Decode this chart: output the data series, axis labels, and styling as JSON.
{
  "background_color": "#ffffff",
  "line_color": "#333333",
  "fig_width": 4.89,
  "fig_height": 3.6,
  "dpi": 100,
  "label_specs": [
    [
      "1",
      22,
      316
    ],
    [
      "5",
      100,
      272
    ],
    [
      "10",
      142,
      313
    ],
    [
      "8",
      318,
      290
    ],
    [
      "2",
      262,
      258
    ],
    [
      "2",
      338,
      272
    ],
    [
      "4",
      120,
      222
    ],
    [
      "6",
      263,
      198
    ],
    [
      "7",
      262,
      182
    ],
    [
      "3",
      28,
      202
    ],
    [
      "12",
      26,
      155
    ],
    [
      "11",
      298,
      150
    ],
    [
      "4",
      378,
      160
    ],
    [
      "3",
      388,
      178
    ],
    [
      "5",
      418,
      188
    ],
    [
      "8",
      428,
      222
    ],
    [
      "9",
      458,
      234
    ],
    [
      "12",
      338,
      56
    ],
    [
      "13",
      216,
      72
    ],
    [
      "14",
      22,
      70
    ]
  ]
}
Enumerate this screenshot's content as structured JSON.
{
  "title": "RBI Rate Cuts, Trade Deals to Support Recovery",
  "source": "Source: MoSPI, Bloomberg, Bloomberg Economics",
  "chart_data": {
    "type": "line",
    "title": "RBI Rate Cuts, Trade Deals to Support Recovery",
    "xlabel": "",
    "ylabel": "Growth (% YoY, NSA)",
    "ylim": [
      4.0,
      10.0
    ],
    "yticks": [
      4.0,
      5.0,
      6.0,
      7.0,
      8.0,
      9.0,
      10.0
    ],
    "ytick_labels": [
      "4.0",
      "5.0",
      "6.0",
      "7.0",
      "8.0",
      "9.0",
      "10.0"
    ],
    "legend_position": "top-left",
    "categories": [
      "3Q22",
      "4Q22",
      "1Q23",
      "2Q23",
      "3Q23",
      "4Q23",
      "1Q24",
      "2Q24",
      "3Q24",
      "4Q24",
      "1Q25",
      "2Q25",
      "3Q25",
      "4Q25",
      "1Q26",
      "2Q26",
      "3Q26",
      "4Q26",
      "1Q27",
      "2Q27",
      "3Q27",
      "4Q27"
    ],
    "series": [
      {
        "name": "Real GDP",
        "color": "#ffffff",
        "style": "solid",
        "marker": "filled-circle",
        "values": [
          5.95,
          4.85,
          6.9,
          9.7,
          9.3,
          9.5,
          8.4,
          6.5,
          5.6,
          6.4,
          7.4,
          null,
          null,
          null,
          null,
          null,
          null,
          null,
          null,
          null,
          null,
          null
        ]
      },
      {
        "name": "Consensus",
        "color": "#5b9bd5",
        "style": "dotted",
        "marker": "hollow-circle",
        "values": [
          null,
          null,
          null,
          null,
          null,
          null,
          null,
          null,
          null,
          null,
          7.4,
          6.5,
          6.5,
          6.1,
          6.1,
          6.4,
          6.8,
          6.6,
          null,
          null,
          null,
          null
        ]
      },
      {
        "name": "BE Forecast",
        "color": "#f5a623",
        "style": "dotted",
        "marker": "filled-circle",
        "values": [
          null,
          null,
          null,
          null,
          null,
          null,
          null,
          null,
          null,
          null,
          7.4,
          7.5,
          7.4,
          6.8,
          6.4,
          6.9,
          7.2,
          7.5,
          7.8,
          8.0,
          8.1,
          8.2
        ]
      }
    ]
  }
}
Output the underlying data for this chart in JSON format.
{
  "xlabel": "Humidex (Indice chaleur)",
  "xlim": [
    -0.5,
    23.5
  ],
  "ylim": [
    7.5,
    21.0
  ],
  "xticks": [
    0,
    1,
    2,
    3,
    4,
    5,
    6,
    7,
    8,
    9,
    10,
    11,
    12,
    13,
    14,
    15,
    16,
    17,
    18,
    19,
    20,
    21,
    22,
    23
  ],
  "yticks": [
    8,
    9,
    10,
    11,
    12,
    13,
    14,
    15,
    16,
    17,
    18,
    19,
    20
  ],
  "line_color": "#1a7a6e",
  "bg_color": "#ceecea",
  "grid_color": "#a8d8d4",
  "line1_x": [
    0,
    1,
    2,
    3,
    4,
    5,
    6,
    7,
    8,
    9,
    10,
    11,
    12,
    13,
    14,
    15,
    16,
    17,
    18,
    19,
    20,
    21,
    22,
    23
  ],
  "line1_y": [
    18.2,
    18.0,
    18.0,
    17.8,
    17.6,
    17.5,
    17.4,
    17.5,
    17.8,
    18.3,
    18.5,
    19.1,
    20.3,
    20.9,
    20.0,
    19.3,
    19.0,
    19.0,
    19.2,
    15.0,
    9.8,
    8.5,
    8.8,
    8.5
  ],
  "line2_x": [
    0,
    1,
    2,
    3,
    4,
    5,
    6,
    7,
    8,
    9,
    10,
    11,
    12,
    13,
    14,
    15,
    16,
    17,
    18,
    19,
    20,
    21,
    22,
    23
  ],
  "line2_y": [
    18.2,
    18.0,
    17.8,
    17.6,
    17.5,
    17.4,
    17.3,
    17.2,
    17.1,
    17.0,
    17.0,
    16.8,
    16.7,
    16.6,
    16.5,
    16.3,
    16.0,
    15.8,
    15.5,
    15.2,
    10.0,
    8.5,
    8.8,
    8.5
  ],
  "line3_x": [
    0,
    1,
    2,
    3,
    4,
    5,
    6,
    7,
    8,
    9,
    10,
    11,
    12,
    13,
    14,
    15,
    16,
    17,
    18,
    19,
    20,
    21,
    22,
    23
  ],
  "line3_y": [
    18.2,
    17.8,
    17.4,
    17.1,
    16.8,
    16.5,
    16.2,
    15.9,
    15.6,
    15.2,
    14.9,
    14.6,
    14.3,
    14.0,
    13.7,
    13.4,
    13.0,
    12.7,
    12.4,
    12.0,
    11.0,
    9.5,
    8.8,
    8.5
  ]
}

• • • • •

> _BRIEF_: In the records above, locate every line with the string "xlabel" and copy it.

> _TASK OUTPUT_:
    "xlabel": "",
  "xlabel": "Humidex (Indice chaleur)",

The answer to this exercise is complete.